TASK TO COMPLETE | Return each line containing "System".

DATA FOR THE TASK |
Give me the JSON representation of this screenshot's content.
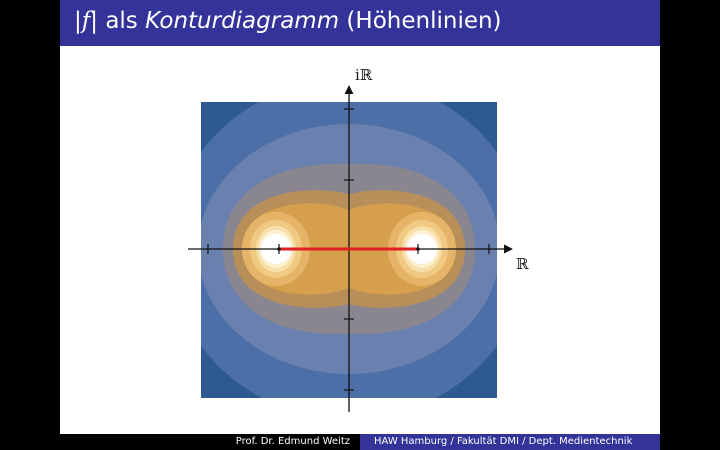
{
  "title": {
    "prefix": "|",
    "function": "f",
    "middle": "| als ",
    "emphasis": "Konturdiagramm",
    "suffix": " (Höhenlinien)"
  },
  "axes": {
    "real_label": "ℝ",
    "imag_label": "iℝ"
  },
  "footer": {
    "author": "Prof. Dr. Edmund Weitz",
    "affiliation": "HAW Hamburg / Fakultät DMI / Dept. Medientechnik"
  },
  "colors": {
    "title_bar": "#33339a",
    "segment": "#e02020",
    "background_outer": "#2e5a92",
    "blue_ring_1": "#4b6fa6",
    "blue_ring_2": "#6a80ae",
    "grey_ring": "#8a8690",
    "orange_1": "#b88f58",
    "orange_2": "#d59f4e",
    "orange_3": "#e6b468",
    "orange_4": "#f0c983",
    "orange_5": "#f8dfaa",
    "orange_6": "#fdf0d0",
    "core": "#ffffff"
  }
}
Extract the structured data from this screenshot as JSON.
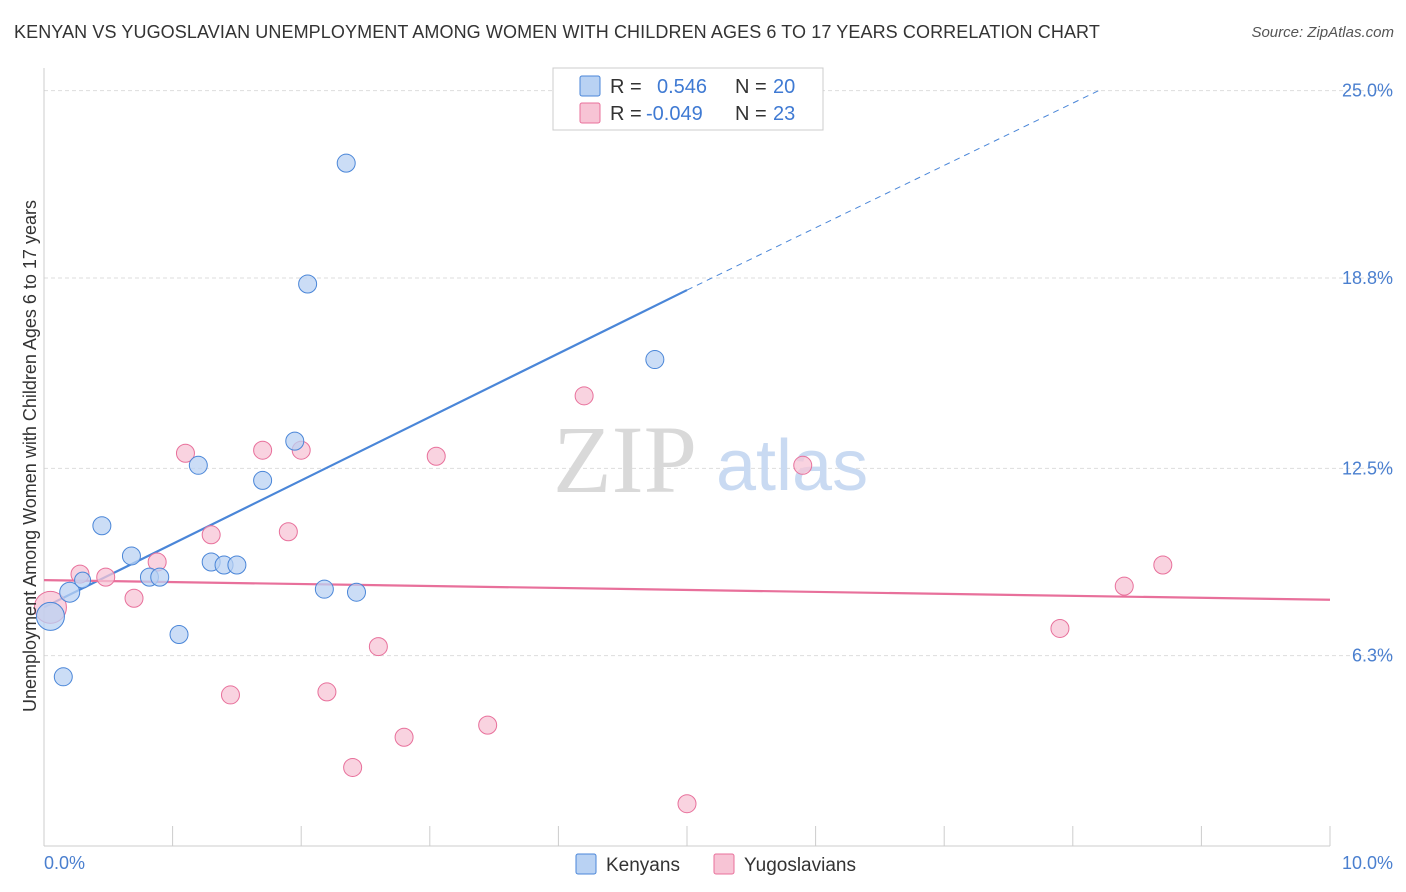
{
  "title": "KENYAN VS YUGOSLAVIAN UNEMPLOYMENT AMONG WOMEN WITH CHILDREN AGES 6 TO 17 YEARS CORRELATION CHART",
  "source": "Source: ZipAtlas.com",
  "watermark": {
    "zip": "ZIP",
    "atlas": "atlas"
  },
  "colors": {
    "kenyans": "#4a86d8",
    "kenyans_fill": "#b9d2f3",
    "yugoslavians": "#e8709b",
    "yugoslavians_fill": "#f7c4d5",
    "tick": "#4a7fcf",
    "grid": "#dddddd"
  },
  "legend": {
    "rows": [
      {
        "r_label": "R =",
        "r_value": "0.546",
        "n_label": "N =",
        "n_value": "20"
      },
      {
        "r_label": "R =",
        "r_value": "-0.049",
        "n_label": "N =",
        "n_value": "23"
      }
    ]
  },
  "chart_data": {
    "type": "scatter",
    "title": "KENYAN VS YUGOSLAVIAN UNEMPLOYMENT AMONG WOMEN WITH CHILDREN AGES 6 TO 17 YEARS CORRELATION CHART",
    "xlabel": "",
    "ylabel": "Unemployment Among Women with Children Ages 6 to 17 years",
    "xlim": [
      0,
      10
    ],
    "ylim": [
      0,
      25.75
    ],
    "x_tick_labels": [
      "0.0%",
      "10.0%"
    ],
    "y_ticks": [
      6.3,
      12.5,
      18.8,
      25.0
    ],
    "y_tick_labels": [
      "6.3%",
      "12.5%",
      "18.8%",
      "25.0%"
    ],
    "grid": true,
    "legend_position": "top-center",
    "series": [
      {
        "name": "Kenyans",
        "x": [
          0.05,
          0.2,
          0.3,
          0.45,
          0.68,
          0.82,
          0.9,
          1.05,
          1.2,
          1.3,
          1.4,
          1.5,
          1.7,
          1.95,
          2.05,
          2.18,
          2.35,
          2.43,
          4.75,
          0.15
        ],
        "y": [
          7.6,
          8.4,
          8.8,
          10.6,
          9.6,
          8.9,
          8.9,
          7.0,
          12.6,
          9.4,
          9.3,
          9.3,
          12.1,
          13.4,
          18.6,
          8.5,
          22.6,
          8.4,
          16.1,
          5.6
        ],
        "point_sizes": [
          14,
          10,
          8,
          9,
          9,
          9,
          9,
          9,
          9,
          9,
          9,
          9,
          9,
          9,
          9,
          9,
          9,
          9,
          9,
          9
        ],
        "trend": {
          "x": [
            0,
            5.0
          ],
          "y": [
            7.9,
            18.4
          ],
          "dashed_to": [
            8.2,
            25.0
          ]
        }
      },
      {
        "name": "Yugoslavians",
        "x": [
          0.05,
          0.28,
          0.48,
          0.7,
          0.88,
          1.1,
          1.3,
          1.45,
          1.7,
          1.9,
          2.0,
          2.2,
          2.4,
          2.6,
          2.8,
          3.05,
          3.45,
          4.2,
          5.0,
          5.9,
          7.9,
          8.4,
          8.7
        ],
        "y": [
          7.9,
          9.0,
          8.9,
          8.2,
          9.4,
          13.0,
          10.3,
          5.0,
          13.1,
          10.4,
          13.1,
          5.1,
          2.6,
          6.6,
          3.6,
          12.9,
          4.0,
          14.9,
          1.4,
          12.6,
          7.2,
          8.6,
          9.3
        ],
        "point_sizes": [
          16,
          9,
          9,
          9,
          9,
          9,
          9,
          9,
          9,
          9,
          9,
          9,
          9,
          9,
          9,
          9,
          9,
          9,
          9,
          9,
          9,
          9,
          9
        ],
        "trend": {
          "x": [
            0,
            10
          ],
          "y": [
            8.8,
            8.15
          ]
        }
      }
    ]
  }
}
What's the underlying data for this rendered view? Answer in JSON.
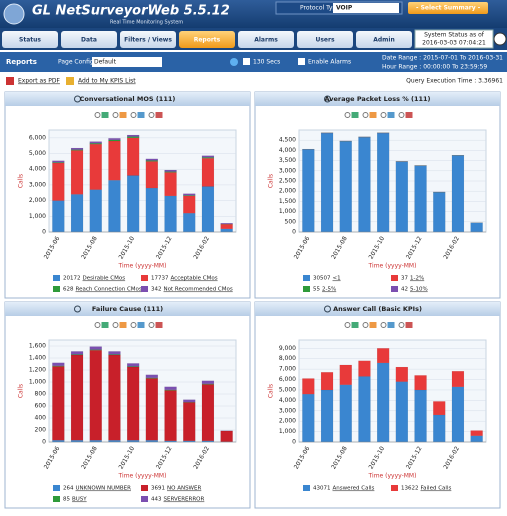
{
  "header": {
    "title": "GL NetSurveyorWeb 5.5.12",
    "subtitle": "Real Time Monitoring System",
    "protocol_label": "Protocol Type",
    "protocol_value": "VOIP",
    "summary": "- Select Summary -"
  },
  "tabs": [
    "Status",
    "Data",
    "Filters / Views",
    "Reports",
    "Alarms",
    "Users",
    "Admin"
  ],
  "status": {
    "label": "System Status as of",
    "time": "2016-03-03 07:04:21"
  },
  "toolbar": {
    "section": "Reports",
    "page_config_label": "Page Config",
    "page_config_value": "Default",
    "refresh": "130 Secs",
    "alarms": "Enable Alarms",
    "date_range": "Date Range : 2015-07-01 To 2016-03-31",
    "hour_range": "Hour Range : 00:00:00 To 23:59:59"
  },
  "links": {
    "export": "Export as PDF",
    "add_kpi": "Add to My KPIS List",
    "query_time": "Query Execution Time : 3.36961"
  },
  "chart_data": [
    {
      "type": "bar",
      "title": "Conversational MOS (111)",
      "ylabel": "Calls",
      "xlabel": "Time (yyyy-MM)",
      "categories": [
        "2015-06",
        null,
        "2015-08",
        null,
        "2015-10",
        null,
        "2015-12",
        null,
        "2016-02",
        null
      ],
      "ylim": [
        0,
        6500
      ],
      "yticks": [
        0,
        {
          "value": 1000,
          "label": "1,000"
        },
        {
          "value": 2000,
          "label": "2,000"
        },
        {
          "value": 3000,
          "label": "3,000"
        },
        {
          "value": 4000,
          "label": "4,000"
        },
        {
          "value": 5000,
          "label": "5,000"
        },
        {
          "value": 6000,
          "label": "6,000"
        }
      ],
      "series": [
        {
          "name": "Desirable CMos",
          "count": 20172,
          "color": "#3a86d0",
          "values": [
            2000,
            2400,
            2700,
            3300,
            3600,
            2800,
            2300,
            1200,
            2900,
            200
          ]
        },
        {
          "name": "Acceptable CMos",
          "count": 17737,
          "color": "#e83a3a",
          "values": [
            2400,
            2800,
            2900,
            2500,
            2400,
            1700,
            1500,
            1100,
            1800,
            300
          ]
        },
        {
          "name": "Reach Connection CMos",
          "count": 628,
          "color": "#2e9a3a",
          "values": [
            40,
            50,
            60,
            70,
            80,
            60,
            50,
            40,
            60,
            10
          ]
        },
        {
          "name": "Not Recommended CMos",
          "count": 342,
          "color": "#7b4fb0",
          "values": [
            100,
            100,
            100,
            100,
            100,
            100,
            100,
            100,
            100,
            50
          ]
        }
      ]
    },
    {
      "type": "bar",
      "title": "Average Packet Loss % (111)",
      "ylabel": "Calls",
      "xlabel": "Time (yyyy-MM)",
      "categories": [
        "2015-06",
        null,
        "2015-08",
        null,
        "2015-10",
        null,
        "2015-12",
        null,
        "2016-02",
        null
      ],
      "ylim": [
        0,
        5000
      ],
      "yticks": [
        0,
        500,
        {
          "value": 1000,
          "label": "1,000"
        },
        {
          "value": 1500,
          "label": "1,500"
        },
        {
          "value": 2000,
          "label": "2,000"
        },
        {
          "value": 2500,
          "label": "2,500"
        },
        {
          "value": 3000,
          "label": "3,000"
        },
        {
          "value": 3500,
          "label": "3,500"
        },
        {
          "value": 4000,
          "label": "4,000"
        },
        {
          "value": 4500,
          "label": "4,500"
        }
      ],
      "series": [
        {
          "name": "<1",
          "count": 30507,
          "color": "#3a86d0",
          "values": [
            4050,
            4850,
            4450,
            4650,
            4850,
            3450,
            3250,
            1950,
            3750,
            450
          ]
        },
        {
          "name": "1-2%",
          "count": 37,
          "color": "#e83a3a",
          "values": [
            4,
            4,
            4,
            4,
            4,
            4,
            4,
            4,
            4,
            1
          ]
        },
        {
          "name": "2-5%",
          "count": 55,
          "color": "#2e9a3a",
          "values": [
            6,
            6,
            6,
            6,
            6,
            6,
            6,
            6,
            6,
            1
          ]
        },
        {
          "name": "5-10%",
          "count": 42,
          "color": "#7b4fb0",
          "values": [
            5,
            5,
            5,
            5,
            5,
            5,
            5,
            4,
            2,
            1
          ]
        }
      ]
    },
    {
      "type": "bar",
      "title": "Failure Cause (111)",
      "ylabel": "Calls",
      "xlabel": "Time (yyyy-MM)",
      "categories": [
        "2015-06",
        null,
        "2015-08",
        null,
        "2015-10",
        null,
        "2015-12",
        null,
        "2016-02",
        null
      ],
      "ylim": [
        0,
        1700
      ],
      "yticks": [
        0,
        200,
        400,
        600,
        800,
        {
          "value": 1000,
          "label": "1,000"
        },
        {
          "value": 1200,
          "label": "1,200"
        },
        {
          "value": 1400,
          "label": "1,400"
        },
        {
          "value": 1600,
          "label": "1,600"
        }
      ],
      "series": [
        {
          "name": "UNKNOWN NUMBER",
          "count": 264,
          "color": "#3a86d0",
          "values": [
            30,
            30,
            30,
            30,
            30,
            30,
            20,
            20,
            20,
            4
          ]
        },
        {
          "name": "NO ANSWER",
          "count": 3691,
          "color": "#c8202a",
          "values": [
            1230,
            1420,
            1500,
            1420,
            1220,
            1030,
            840,
            640,
            940,
            180
          ]
        },
        {
          "name": "BUSY",
          "count": 85,
          "color": "#2e9a3a",
          "values": [
            10,
            10,
            10,
            10,
            10,
            10,
            10,
            5,
            10,
            0
          ]
        },
        {
          "name": "SERVERERROR",
          "count": 443,
          "color": "#7b4fb0",
          "values": [
            50,
            50,
            50,
            50,
            50,
            50,
            50,
            40,
            50,
            3
          ]
        }
      ]
    },
    {
      "type": "bar",
      "title": "Answer Call (Basic KPIs)",
      "ylabel": "Calls",
      "xlabel": "Time (yyyy-MM)",
      "categories": [
        "2015-06",
        null,
        "2015-08",
        null,
        "2015-10",
        null,
        "2015-12",
        null,
        "2016-02",
        null
      ],
      "ylim": [
        0,
        9800
      ],
      "yticks": [
        0,
        {
          "value": 1000,
          "label": "1,000"
        },
        {
          "value": 2000,
          "label": "2,000"
        },
        {
          "value": 3000,
          "label": "3,000"
        },
        {
          "value": 4000,
          "label": "4,000"
        },
        {
          "value": 5000,
          "label": "5,000"
        },
        {
          "value": 6000,
          "label": "6,000"
        },
        {
          "value": 7000,
          "label": "7,000"
        },
        {
          "value": 8000,
          "label": "8,000"
        },
        {
          "value": 9000,
          "label": "9,000"
        }
      ],
      "series": [
        {
          "name": "Answered Calls",
          "count": 43071,
          "color": "#3a86d0",
          "values": [
            4600,
            5000,
            5500,
            6300,
            7600,
            5800,
            5000,
            2600,
            5300,
            600
          ]
        },
        {
          "name": "Failed Calls",
          "count": 13622,
          "color": "#e83a3a",
          "values": [
            1500,
            1700,
            1900,
            1500,
            1400,
            1400,
            1400,
            1300,
            1500,
            500
          ]
        }
      ]
    }
  ]
}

OUTPUT |
    "subtitle": "Real Time Monitoring System",
    "label": "System Status as of",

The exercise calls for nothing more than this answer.